LISTED ENTRIES >>

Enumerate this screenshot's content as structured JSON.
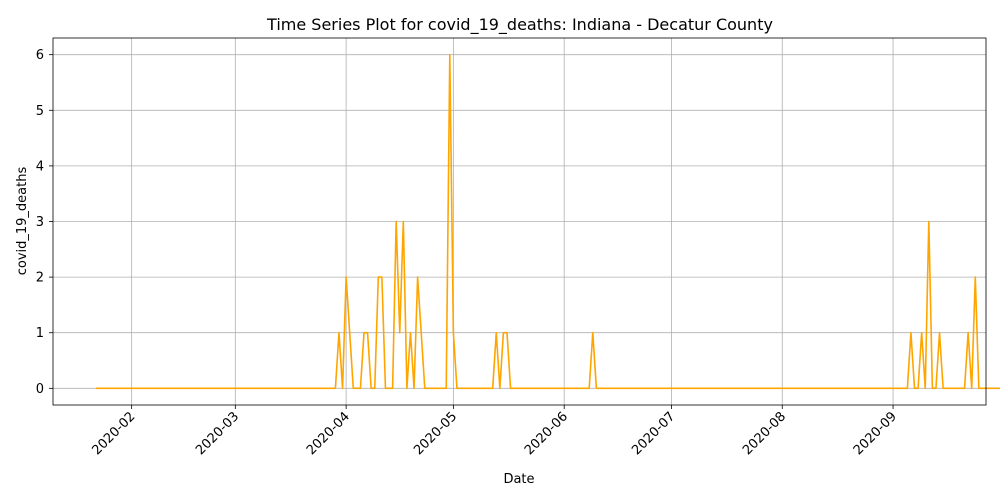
{
  "chart_data": {
    "type": "line",
    "title": "Time Series Plot for covid_19_deaths: Indiana - Decatur County",
    "xlabel": "Date",
    "ylabel": "covid_19_deaths",
    "x_start": "2020-01-22",
    "x_end": "2020-09-16",
    "xlim": [
      "2020-01-10",
      "2020-09-27"
    ],
    "ylim": [
      -0.3,
      6.3
    ],
    "x_ticks": [
      "2020-02",
      "2020-03",
      "2020-04",
      "2020-05",
      "2020-06",
      "2020-07",
      "2020-08",
      "2020-09"
    ],
    "y_ticks": [
      0,
      1,
      2,
      3,
      4,
      5,
      6
    ],
    "grid": true,
    "legend": "none",
    "line_color": "#FFA500",
    "series": [
      {
        "values": [
          0,
          0,
          0,
          0,
          0,
          0,
          0,
          0,
          0,
          0,
          0,
          0,
          0,
          0,
          0,
          0,
          0,
          0,
          0,
          0,
          0,
          0,
          0,
          0,
          0,
          0,
          0,
          0,
          0,
          0,
          0,
          0,
          0,
          0,
          0,
          0,
          0,
          0,
          0,
          0,
          0,
          0,
          0,
          0,
          0,
          0,
          0,
          0,
          0,
          0,
          0,
          0,
          0,
          0,
          0,
          0,
          0,
          0,
          0,
          0,
          0,
          0,
          0,
          0,
          0,
          0,
          0,
          0,
          1,
          0,
          2,
          1,
          0,
          0,
          0,
          1,
          1,
          0,
          0,
          2,
          2,
          0,
          0,
          0,
          3,
          1,
          3,
          0,
          1,
          0,
          2,
          1,
          0,
          0,
          0,
          0,
          0,
          0,
          0,
          6,
          1,
          0,
          0,
          0,
          0,
          0,
          0,
          0,
          0,
          0,
          0,
          0,
          1,
          0,
          1,
          1,
          0,
          0,
          0,
          0,
          0,
          0,
          0,
          0,
          0,
          0,
          0,
          0,
          0,
          0,
          0,
          0,
          0,
          0,
          0,
          0,
          0,
          0,
          0,
          1,
          0,
          0,
          0,
          0,
          0,
          0,
          0,
          0,
          0,
          0,
          0,
          0,
          0,
          0,
          0,
          0,
          0,
          0,
          0,
          0,
          0,
          0,
          0,
          0,
          0,
          0,
          0,
          0,
          0,
          0,
          0,
          0,
          0,
          0,
          0,
          0,
          0,
          0,
          0,
          0,
          0,
          0,
          0,
          0,
          0,
          0,
          0,
          0,
          0,
          0,
          0,
          0,
          0,
          0,
          0,
          0,
          0,
          0,
          0,
          0,
          0,
          0,
          0,
          0,
          0,
          0,
          0,
          0,
          0,
          0,
          0,
          0,
          0,
          0,
          0,
          0,
          0,
          0,
          0,
          0,
          0,
          0,
          0,
          0,
          0,
          0,
          0,
          0,
          1,
          0,
          0,
          1,
          0,
          3,
          0,
          0,
          1,
          0,
          0,
          0,
          0,
          0,
          0,
          0,
          1,
          0,
          2,
          0,
          0,
          0,
          0,
          0,
          0,
          0,
          0,
          0,
          1
        ]
      }
    ]
  }
}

WHAT TO PRODUCE >> The entries above should be reproduced exactly, without their pictures.

ANSWER FOR THE TASK >>
Enumerate this screenshot's content as structured JSON.
{
  "chart_data": {
    "type": "line",
    "title": "Time Series Plot for covid_19_deaths: Indiana - Decatur County",
    "xlabel": "Date",
    "ylabel": "covid_19_deaths",
    "x_start": "2020-01-22",
    "x_end": "2020-09-16",
    "xlim": [
      "2020-01-10",
      "2020-09-27"
    ],
    "ylim": [
      -0.3,
      6.3
    ],
    "x_ticks": [
      "2020-02",
      "2020-03",
      "2020-04",
      "2020-05",
      "2020-06",
      "2020-07",
      "2020-08",
      "2020-09"
    ],
    "y_ticks": [
      0,
      1,
      2,
      3,
      4,
      5,
      6
    ],
    "grid": true,
    "legend": "none",
    "line_color": "#FFA500",
    "series": [
      {
        "values": [
          0,
          0,
          0,
          0,
          0,
          0,
          0,
          0,
          0,
          0,
          0,
          0,
          0,
          0,
          0,
          0,
          0,
          0,
          0,
          0,
          0,
          0,
          0,
          0,
          0,
          0,
          0,
          0,
          0,
          0,
          0,
          0,
          0,
          0,
          0,
          0,
          0,
          0,
          0,
          0,
          0,
          0,
          0,
          0,
          0,
          0,
          0,
          0,
          0,
          0,
          0,
          0,
          0,
          0,
          0,
          0,
          0,
          0,
          0,
          0,
          0,
          0,
          0,
          0,
          0,
          0,
          0,
          0,
          1,
          0,
          2,
          1,
          0,
          0,
          0,
          1,
          1,
          0,
          0,
          2,
          2,
          0,
          0,
          0,
          3,
          1,
          3,
          0,
          1,
          0,
          2,
          1,
          0,
          0,
          0,
          0,
          0,
          0,
          0,
          6,
          1,
          0,
          0,
          0,
          0,
          0,
          0,
          0,
          0,
          0,
          0,
          0,
          1,
          0,
          1,
          1,
          0,
          0,
          0,
          0,
          0,
          0,
          0,
          0,
          0,
          0,
          0,
          0,
          0,
          0,
          0,
          0,
          0,
          0,
          0,
          0,
          0,
          0,
          0,
          1,
          0,
          0,
          0,
          0,
          0,
          0,
          0,
          0,
          0,
          0,
          0,
          0,
          0,
          0,
          0,
          0,
          0,
          0,
          0,
          0,
          0,
          0,
          0,
          0,
          0,
          0,
          0,
          0,
          0,
          0,
          0,
          0,
          0,
          0,
          0,
          0,
          0,
          0,
          0,
          0,
          0,
          0,
          0,
          0,
          0,
          0,
          0,
          0,
          0,
          0,
          0,
          0,
          0,
          0,
          0,
          0,
          0,
          0,
          0,
          0,
          0,
          0,
          0,
          0,
          0,
          0,
          0,
          0,
          0,
          0,
          0,
          0,
          0,
          0,
          0,
          0,
          0,
          0,
          0,
          0,
          0,
          0,
          0,
          0,
          0,
          0,
          0,
          0,
          1,
          0,
          0,
          1,
          0,
          3,
          0,
          0,
          1,
          0,
          0,
          0,
          0,
          0,
          0,
          0,
          1,
          0,
          2,
          0,
          0,
          0,
          0,
          0,
          0,
          0,
          0,
          0,
          1
        ]
      }
    ]
  }
}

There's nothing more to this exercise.